[Stored records]
========================

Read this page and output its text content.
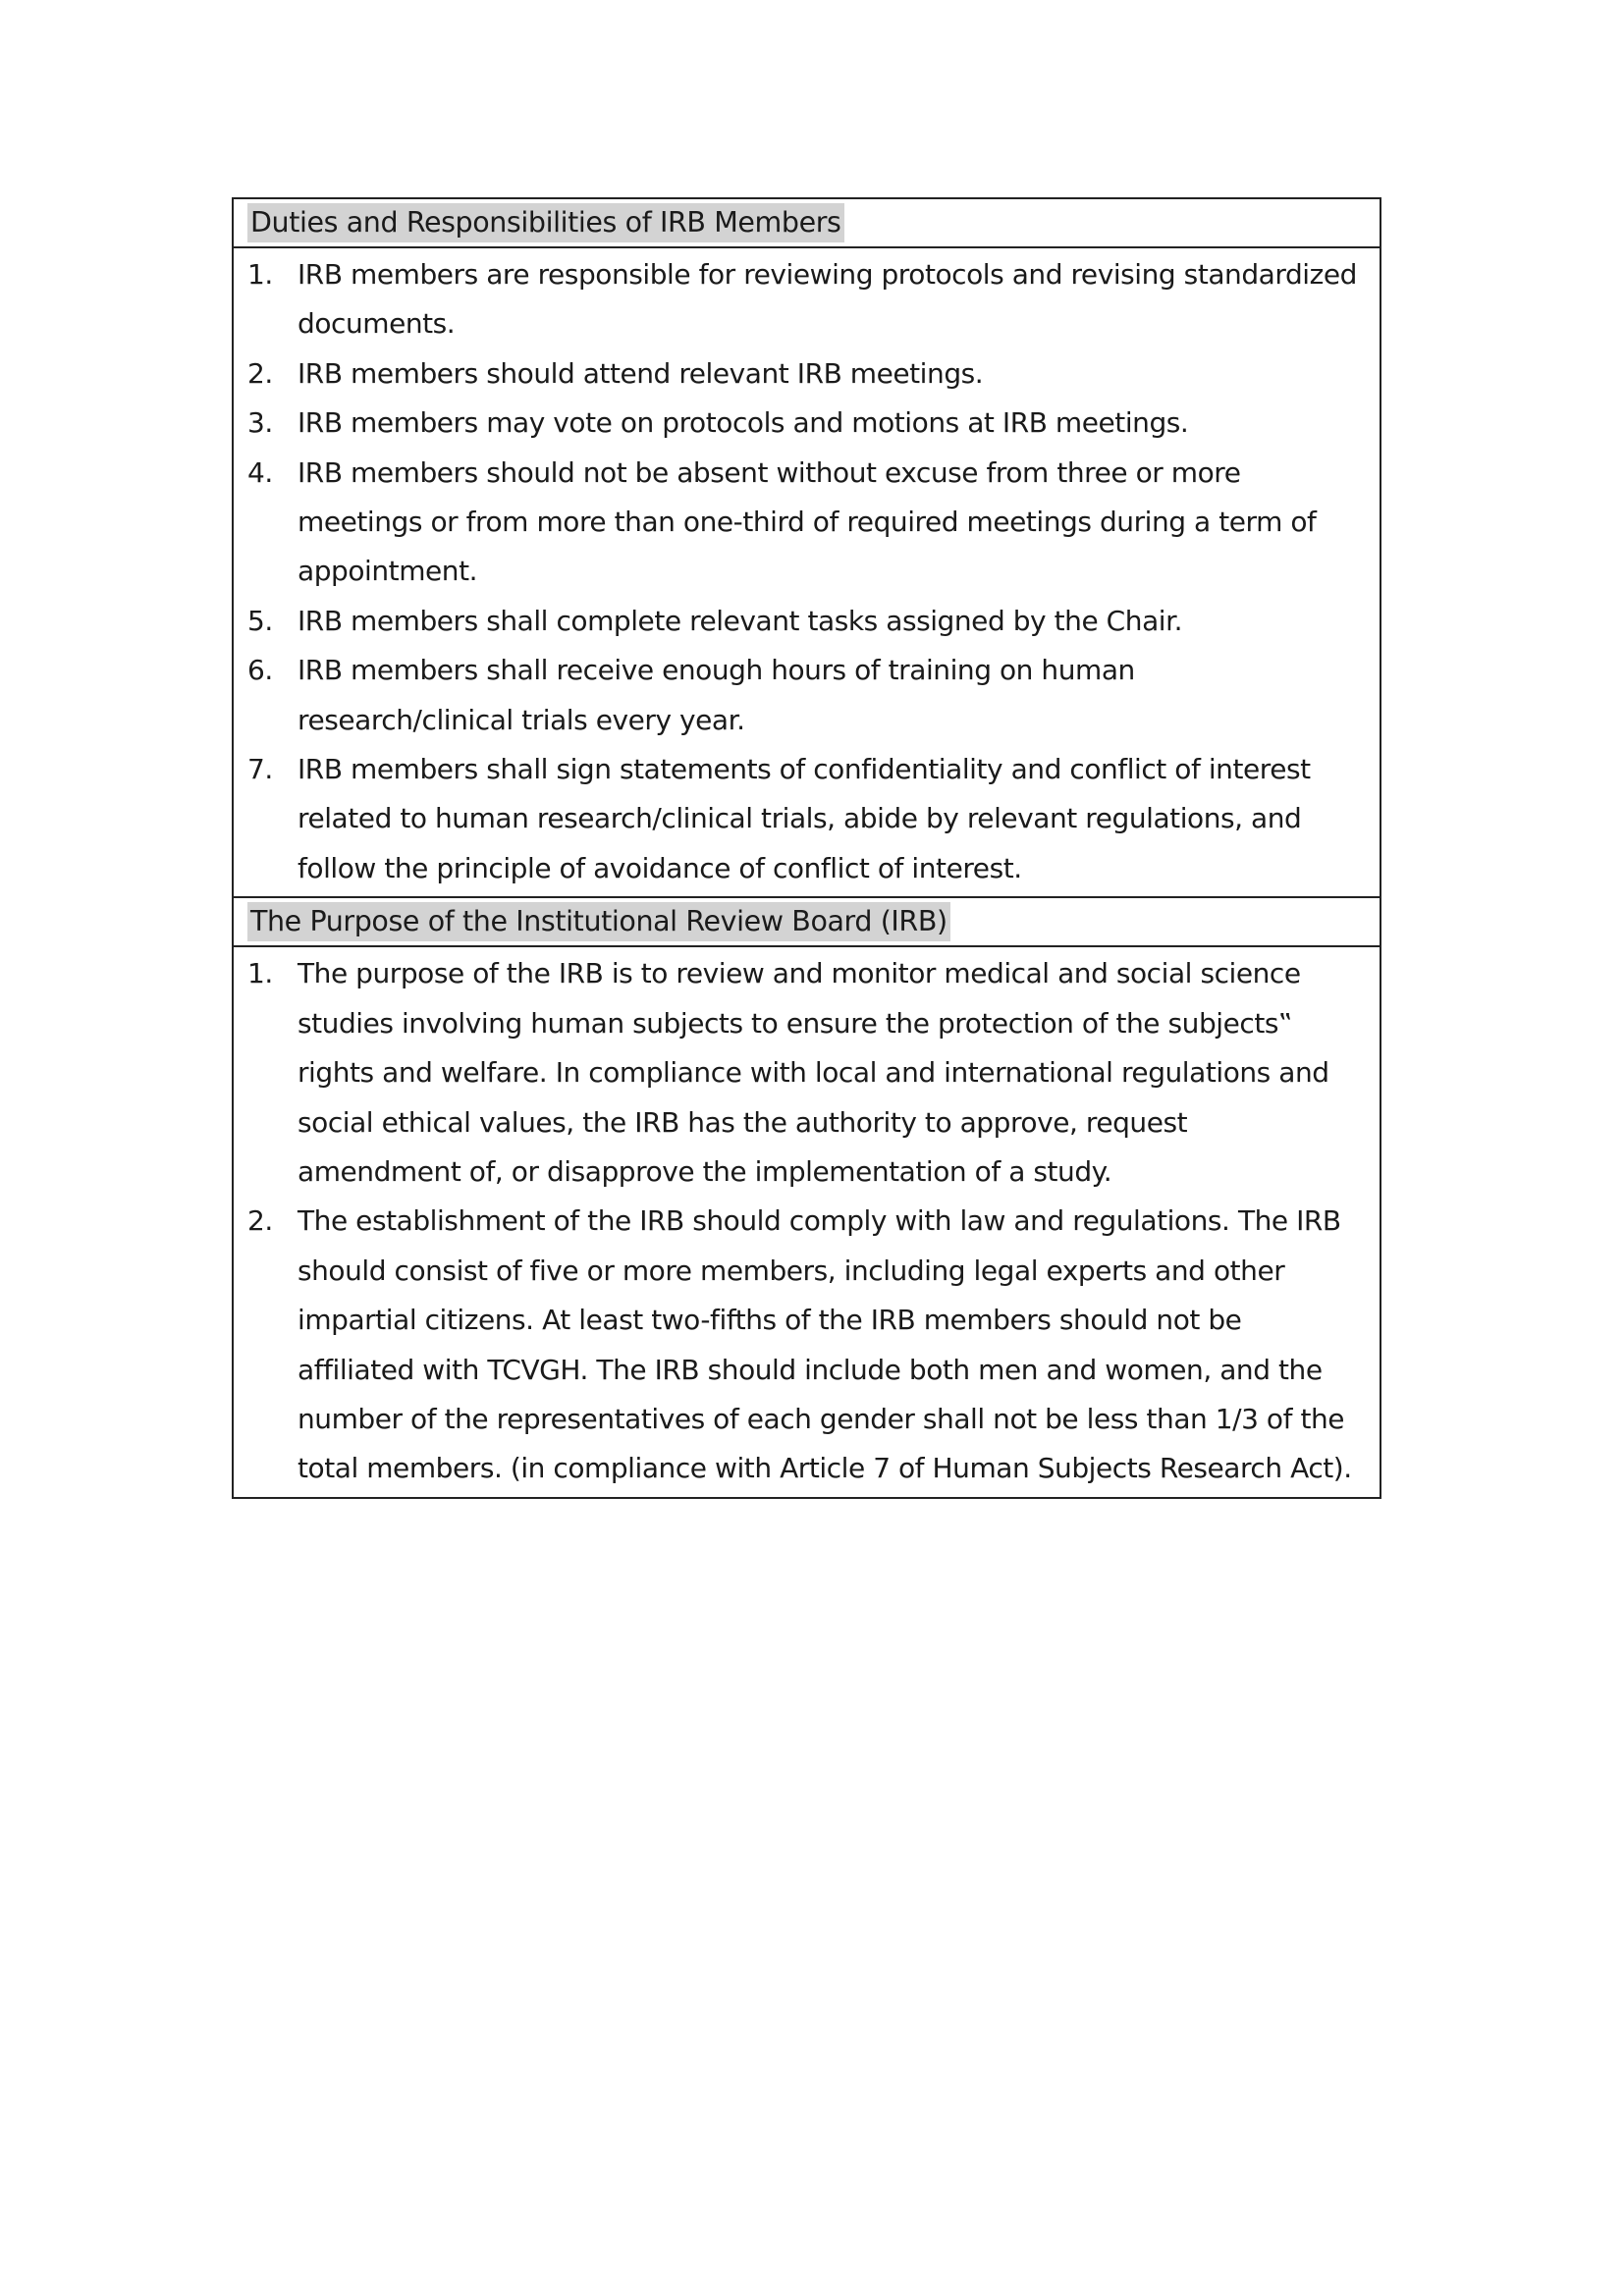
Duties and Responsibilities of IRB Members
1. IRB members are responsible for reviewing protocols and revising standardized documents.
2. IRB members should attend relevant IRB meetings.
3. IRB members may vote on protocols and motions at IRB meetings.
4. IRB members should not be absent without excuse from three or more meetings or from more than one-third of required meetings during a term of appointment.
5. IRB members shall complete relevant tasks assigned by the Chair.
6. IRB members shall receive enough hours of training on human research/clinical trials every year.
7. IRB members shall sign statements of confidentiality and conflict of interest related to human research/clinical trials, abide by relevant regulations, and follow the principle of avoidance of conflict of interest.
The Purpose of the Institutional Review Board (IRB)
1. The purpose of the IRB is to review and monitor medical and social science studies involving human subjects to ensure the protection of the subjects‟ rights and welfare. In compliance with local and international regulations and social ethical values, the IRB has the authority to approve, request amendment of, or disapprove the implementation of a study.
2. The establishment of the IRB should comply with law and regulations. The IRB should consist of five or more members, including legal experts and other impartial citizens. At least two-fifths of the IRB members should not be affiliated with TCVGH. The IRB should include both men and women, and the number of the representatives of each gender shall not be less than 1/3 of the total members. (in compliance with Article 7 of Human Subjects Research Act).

========================

## What you have to do
Copy out all the data exactly; skip the pictures.

## Task solution
Read this page and output its text content.
Duties and Responsibilities of IRB Members
1. IRB members are responsible for reviewing protocols and revising standardized documents.
2. IRB members should attend relevant IRB meetings.
3. IRB members may vote on protocols and motions at IRB meetings.
4. IRB members should not be absent without excuse from three or more meetings or from more than one-third of required meetings during a term of appointment.
5. IRB members shall complete relevant tasks assigned by the Chair.
6. IRB members shall receive enough hours of training on human research/clinical trials every year.
7. IRB members shall sign statements of confidentiality and conflict of interest related to human research/clinical trials, abide by relevant regulations, and follow the principle of avoidance of conflict of interest.
The Purpose of the Institutional Review Board (IRB)
1. The purpose of the IRB is to review and monitor medical and social science studies involving human subjects to ensure the protection of the subjects‟ rights and welfare. In compliance with local and international regulations and social ethical values, the IRB has the authority to approve, request amendment of, or disapprove the implementation of a study.
2. The establishment of the IRB should comply with law and regulations. The IRB should consist of five or more members, including legal experts and other impartial citizens. At least two-fifths of the IRB members should not be affiliated with TCVGH. The IRB should include both men and women, and the number of the representatives of each gender shall not be less than 1/3 of the total members. (in compliance with Article 7 of Human Subjects Research Act).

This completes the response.